• [PROBLEM REQUIREMENTS]:
Select the lines below containing the word "беради".

(A run of records)
○ ○ ○ ○
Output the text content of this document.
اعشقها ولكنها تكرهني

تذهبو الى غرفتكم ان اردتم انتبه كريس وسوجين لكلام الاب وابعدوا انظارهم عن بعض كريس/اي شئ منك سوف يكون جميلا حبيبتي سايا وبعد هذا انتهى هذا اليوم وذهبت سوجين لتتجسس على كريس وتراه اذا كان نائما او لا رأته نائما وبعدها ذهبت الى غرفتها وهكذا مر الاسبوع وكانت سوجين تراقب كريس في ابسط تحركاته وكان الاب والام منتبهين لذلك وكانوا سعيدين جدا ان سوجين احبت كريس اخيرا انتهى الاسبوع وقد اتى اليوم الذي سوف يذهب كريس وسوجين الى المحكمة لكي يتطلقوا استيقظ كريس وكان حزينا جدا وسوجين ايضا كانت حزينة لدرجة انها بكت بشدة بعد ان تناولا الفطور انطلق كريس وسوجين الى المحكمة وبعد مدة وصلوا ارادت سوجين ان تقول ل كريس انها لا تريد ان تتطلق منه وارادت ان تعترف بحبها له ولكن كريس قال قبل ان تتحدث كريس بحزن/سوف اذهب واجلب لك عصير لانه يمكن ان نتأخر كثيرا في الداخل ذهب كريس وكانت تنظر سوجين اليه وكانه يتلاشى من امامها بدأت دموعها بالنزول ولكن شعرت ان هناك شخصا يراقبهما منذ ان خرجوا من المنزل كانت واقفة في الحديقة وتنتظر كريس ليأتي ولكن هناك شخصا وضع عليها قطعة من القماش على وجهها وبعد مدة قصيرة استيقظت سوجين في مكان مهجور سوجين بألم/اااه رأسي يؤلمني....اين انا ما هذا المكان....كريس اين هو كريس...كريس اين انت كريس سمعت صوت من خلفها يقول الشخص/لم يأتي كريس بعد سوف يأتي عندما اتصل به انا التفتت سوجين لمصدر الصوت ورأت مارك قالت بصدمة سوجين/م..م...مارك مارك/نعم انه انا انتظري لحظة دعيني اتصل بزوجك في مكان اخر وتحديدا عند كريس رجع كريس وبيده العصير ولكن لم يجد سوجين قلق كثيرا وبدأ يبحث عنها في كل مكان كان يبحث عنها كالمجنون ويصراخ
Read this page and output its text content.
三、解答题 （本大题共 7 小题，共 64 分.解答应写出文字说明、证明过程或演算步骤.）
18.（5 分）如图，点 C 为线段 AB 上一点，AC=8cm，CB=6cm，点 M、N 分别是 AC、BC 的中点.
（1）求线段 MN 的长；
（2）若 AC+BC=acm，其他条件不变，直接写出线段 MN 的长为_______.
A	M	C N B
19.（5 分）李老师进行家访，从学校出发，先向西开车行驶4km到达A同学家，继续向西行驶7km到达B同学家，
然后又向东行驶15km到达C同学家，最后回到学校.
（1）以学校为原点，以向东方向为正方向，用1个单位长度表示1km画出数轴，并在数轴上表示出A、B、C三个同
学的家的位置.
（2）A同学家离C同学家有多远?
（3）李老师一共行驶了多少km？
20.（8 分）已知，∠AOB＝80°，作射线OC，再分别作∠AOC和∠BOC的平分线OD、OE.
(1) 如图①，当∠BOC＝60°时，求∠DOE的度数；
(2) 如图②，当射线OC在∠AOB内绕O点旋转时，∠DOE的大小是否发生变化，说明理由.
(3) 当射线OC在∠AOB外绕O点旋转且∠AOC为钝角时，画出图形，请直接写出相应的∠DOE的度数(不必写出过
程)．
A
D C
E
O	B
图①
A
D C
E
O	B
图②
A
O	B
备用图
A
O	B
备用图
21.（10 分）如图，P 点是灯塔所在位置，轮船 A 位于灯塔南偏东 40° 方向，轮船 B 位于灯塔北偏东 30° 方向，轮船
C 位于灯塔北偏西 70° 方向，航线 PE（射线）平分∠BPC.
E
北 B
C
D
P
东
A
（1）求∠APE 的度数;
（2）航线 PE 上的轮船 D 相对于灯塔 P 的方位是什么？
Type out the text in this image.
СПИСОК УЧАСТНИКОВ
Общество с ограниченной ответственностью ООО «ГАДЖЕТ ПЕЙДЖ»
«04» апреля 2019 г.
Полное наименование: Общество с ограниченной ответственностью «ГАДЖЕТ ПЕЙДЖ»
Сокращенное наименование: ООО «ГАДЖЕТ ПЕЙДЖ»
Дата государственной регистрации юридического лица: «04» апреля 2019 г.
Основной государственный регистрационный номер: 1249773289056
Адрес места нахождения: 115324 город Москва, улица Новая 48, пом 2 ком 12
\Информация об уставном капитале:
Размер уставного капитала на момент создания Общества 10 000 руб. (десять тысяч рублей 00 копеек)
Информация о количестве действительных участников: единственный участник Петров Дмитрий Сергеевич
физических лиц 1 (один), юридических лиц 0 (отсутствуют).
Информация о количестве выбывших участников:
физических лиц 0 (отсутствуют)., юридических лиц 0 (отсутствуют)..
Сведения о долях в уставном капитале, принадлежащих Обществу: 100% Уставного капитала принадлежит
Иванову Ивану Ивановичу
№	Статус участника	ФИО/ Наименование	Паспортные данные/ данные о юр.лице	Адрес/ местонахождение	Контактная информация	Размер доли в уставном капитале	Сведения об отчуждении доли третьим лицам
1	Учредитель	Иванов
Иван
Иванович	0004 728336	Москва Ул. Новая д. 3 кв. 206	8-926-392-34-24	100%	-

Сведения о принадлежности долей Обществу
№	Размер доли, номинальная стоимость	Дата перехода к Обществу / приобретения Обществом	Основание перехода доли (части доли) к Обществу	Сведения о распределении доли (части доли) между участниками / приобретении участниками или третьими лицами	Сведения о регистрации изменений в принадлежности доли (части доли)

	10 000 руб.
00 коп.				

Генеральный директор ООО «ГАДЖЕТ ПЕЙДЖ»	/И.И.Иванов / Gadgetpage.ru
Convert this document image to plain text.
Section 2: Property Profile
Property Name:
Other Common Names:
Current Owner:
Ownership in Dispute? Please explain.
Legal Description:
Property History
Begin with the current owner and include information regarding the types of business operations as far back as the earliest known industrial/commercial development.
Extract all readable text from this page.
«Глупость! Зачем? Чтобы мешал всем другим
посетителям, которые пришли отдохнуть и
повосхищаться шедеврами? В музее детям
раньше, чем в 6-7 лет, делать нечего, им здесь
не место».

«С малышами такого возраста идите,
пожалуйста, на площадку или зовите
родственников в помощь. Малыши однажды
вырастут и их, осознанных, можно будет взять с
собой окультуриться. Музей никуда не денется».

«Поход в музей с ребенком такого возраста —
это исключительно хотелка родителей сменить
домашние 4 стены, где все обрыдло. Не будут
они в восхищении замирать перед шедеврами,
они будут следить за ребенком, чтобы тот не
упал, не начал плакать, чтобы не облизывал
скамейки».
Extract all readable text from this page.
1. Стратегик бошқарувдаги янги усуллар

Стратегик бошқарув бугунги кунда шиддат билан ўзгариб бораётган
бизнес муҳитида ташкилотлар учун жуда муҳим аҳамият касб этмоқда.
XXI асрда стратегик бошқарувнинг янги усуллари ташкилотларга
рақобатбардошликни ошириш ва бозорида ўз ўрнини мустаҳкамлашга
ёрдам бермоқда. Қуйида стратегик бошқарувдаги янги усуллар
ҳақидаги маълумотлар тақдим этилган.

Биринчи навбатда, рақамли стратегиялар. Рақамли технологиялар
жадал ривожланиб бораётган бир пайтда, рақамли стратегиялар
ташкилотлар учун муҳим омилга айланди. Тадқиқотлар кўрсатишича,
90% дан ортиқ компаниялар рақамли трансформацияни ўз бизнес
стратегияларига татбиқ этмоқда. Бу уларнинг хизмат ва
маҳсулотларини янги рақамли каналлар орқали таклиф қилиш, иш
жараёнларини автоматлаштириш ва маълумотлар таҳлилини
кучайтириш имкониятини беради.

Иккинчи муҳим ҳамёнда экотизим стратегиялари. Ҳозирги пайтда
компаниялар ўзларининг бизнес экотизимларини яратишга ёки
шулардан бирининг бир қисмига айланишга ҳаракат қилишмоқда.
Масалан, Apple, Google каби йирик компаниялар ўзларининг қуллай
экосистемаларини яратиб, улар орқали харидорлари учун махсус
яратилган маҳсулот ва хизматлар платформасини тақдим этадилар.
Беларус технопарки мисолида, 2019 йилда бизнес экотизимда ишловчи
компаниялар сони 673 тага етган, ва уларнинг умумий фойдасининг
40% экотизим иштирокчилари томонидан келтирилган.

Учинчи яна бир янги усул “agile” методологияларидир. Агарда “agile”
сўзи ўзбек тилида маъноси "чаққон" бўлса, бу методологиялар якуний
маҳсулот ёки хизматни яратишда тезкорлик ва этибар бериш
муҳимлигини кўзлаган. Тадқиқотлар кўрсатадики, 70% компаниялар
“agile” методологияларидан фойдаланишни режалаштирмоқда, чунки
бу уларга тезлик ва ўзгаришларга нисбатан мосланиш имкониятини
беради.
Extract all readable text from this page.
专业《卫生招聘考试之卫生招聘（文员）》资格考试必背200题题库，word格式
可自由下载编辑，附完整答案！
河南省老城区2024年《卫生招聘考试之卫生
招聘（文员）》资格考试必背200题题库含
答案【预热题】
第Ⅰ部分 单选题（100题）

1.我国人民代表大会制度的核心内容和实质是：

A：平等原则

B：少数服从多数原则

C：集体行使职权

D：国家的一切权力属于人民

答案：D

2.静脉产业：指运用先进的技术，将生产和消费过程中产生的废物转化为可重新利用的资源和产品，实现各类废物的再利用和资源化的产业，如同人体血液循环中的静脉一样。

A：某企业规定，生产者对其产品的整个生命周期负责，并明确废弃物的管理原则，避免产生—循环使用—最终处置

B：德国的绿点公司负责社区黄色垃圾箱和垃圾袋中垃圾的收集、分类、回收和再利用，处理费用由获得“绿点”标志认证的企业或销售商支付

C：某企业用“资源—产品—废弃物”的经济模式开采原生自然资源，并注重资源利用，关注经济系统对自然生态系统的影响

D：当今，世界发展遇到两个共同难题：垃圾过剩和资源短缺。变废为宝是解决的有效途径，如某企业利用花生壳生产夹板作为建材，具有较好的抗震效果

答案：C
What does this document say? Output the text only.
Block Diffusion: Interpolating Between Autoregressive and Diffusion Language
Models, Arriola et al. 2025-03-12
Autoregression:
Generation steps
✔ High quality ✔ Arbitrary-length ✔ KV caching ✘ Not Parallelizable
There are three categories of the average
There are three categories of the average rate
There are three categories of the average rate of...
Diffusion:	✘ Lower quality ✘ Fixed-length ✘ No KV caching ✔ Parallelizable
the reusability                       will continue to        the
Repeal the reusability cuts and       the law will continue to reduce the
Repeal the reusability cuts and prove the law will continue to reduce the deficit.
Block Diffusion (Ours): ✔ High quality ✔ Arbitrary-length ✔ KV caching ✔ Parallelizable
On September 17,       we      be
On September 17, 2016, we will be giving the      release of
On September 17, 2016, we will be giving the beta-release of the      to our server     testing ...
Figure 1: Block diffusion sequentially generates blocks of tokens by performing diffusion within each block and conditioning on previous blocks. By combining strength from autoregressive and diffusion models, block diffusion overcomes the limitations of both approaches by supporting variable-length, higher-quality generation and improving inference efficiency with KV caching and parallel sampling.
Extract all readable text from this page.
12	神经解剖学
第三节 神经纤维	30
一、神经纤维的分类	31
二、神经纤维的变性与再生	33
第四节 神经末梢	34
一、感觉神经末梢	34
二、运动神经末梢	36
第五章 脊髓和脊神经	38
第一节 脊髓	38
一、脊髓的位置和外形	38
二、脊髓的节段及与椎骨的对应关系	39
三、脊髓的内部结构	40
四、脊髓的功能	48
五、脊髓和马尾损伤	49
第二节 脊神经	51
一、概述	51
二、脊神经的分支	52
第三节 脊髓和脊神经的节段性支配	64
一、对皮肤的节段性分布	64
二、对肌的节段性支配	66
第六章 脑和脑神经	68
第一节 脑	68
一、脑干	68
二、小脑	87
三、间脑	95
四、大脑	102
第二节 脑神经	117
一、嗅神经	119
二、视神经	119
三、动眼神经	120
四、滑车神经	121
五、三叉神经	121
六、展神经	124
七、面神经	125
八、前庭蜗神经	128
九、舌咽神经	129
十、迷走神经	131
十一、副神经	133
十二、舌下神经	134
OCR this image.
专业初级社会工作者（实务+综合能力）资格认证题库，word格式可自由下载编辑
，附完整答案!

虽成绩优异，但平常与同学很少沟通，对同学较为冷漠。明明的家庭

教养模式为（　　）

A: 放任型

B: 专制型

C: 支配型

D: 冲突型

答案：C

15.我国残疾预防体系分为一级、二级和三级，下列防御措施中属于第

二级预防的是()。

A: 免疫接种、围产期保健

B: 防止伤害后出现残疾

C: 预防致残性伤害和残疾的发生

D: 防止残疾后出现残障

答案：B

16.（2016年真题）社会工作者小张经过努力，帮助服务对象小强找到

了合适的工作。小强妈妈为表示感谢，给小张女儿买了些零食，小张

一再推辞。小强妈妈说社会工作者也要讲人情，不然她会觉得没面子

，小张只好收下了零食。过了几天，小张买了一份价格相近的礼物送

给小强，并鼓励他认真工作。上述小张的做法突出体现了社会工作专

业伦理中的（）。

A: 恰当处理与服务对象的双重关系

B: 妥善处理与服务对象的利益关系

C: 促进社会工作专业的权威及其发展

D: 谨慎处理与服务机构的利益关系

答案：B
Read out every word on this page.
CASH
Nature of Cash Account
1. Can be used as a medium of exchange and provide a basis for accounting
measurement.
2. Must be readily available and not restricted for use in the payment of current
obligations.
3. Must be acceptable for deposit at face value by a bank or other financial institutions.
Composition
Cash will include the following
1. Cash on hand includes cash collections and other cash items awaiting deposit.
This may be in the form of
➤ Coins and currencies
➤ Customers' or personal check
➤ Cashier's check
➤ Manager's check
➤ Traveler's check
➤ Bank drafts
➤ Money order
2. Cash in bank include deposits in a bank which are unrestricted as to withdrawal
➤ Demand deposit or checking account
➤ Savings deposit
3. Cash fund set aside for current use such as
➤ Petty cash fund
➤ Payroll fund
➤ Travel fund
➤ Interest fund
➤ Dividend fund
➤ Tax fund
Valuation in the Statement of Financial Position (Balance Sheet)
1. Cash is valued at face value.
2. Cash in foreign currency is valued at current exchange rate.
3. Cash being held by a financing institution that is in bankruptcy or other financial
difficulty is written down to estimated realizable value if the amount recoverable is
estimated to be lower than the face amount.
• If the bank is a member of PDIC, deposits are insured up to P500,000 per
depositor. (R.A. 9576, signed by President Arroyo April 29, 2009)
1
○ ○ ○ ○
• [REPLY TO THE TASK]:
кучайтириш имкониятини беради.
беради.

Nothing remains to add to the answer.